* **Written exercise**: Find every line below that contains the word "title" and copy it out.

Collected data entries:
—————

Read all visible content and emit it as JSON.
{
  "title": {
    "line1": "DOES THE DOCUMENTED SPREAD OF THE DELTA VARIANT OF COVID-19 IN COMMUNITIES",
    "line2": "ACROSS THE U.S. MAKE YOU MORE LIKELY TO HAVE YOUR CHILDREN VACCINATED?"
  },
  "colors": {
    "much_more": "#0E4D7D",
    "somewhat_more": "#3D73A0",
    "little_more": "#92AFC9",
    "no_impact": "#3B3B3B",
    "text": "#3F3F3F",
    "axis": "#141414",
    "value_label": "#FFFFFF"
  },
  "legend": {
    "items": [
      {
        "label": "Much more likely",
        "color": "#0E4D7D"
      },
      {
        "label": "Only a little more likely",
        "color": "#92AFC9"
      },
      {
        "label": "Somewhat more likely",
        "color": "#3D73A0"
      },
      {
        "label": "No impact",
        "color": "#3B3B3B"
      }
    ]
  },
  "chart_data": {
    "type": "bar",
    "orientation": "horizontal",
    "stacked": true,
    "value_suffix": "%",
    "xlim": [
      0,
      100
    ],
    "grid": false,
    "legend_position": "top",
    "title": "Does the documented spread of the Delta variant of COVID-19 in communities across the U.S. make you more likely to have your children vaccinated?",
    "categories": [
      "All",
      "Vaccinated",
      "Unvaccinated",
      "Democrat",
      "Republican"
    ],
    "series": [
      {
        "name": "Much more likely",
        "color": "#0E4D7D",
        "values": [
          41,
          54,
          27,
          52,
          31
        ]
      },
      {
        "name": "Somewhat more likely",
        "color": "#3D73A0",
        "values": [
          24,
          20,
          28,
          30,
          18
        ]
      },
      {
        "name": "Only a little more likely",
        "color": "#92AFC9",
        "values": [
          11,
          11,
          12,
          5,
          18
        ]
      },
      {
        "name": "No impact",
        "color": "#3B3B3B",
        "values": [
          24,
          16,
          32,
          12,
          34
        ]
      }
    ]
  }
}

—————

* **Right answer**:
  "title": {
    "title": "Does the documented spread of the Delta variant of COVID-19 in communities across the U.S. make you more likely to have your children vaccinated?",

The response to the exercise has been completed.